▶ _Records to use_

* * * *

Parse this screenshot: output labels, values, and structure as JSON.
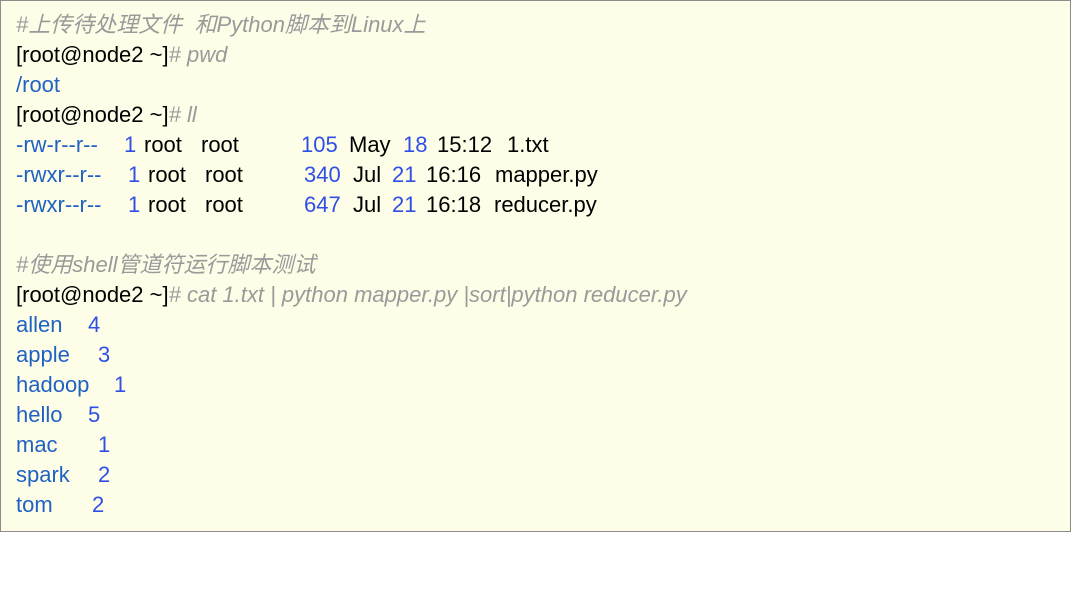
{
  "colors": {
    "background": "#fefde8",
    "border": "#8c8c8c",
    "comment": "#9a9a9a",
    "output_blue": "#1f62c3",
    "number_blue": "#2f4fe6",
    "text": "#000000"
  },
  "lines": {
    "comment1": "#上传待处理文件  和Python脚本到Linux上",
    "prompt": "[root@node2 ~]",
    "cmd_pwd": "# pwd",
    "pwd_output": "/root",
    "cmd_ll": "# ll",
    "comment2": "#使用shell管道符运行脚本测试",
    "cmd_pipe": "# cat 1.txt | python mapper.py |sort|python reducer.py"
  },
  "files": [
    {
      "perms": "-rw-r--r--",
      "links": "1",
      "owner": "root",
      "group": "root",
      "size": "105",
      "month": "May",
      "day": "18",
      "time": "15:12",
      "name": "1.txt"
    },
    {
      "perms": "-rwxr--r--",
      "links": "1",
      "owner": "root",
      "group": "root",
      "size": "340",
      "month": "Jul",
      "day": "21",
      "time": "16:16",
      "name": "mapper.py"
    },
    {
      "perms": "-rwxr--r--",
      "links": "1",
      "owner": "root",
      "group": "root",
      "size": "647",
      "month": "Jul",
      "day": "21",
      "time": "16:18",
      "name": "reducer.py"
    }
  ],
  "word_counts": [
    {
      "word": "allen",
      "count": "4"
    },
    {
      "word": "apple",
      "count": "3"
    },
    {
      "word": "hadoop",
      "count": "1"
    },
    {
      "word": "hello",
      "count": "5"
    },
    {
      "word": "mac",
      "count": "1"
    },
    {
      "word": "spark",
      "count": "2"
    },
    {
      "word": "tom",
      "count": "2"
    }
  ]
}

* * * *

Go through the entries above and copy every line containing "name".

▶ _Solution to this problem_
      "name": "1.txt"
      "name": "mapper.py"
      "name": "reducer.py"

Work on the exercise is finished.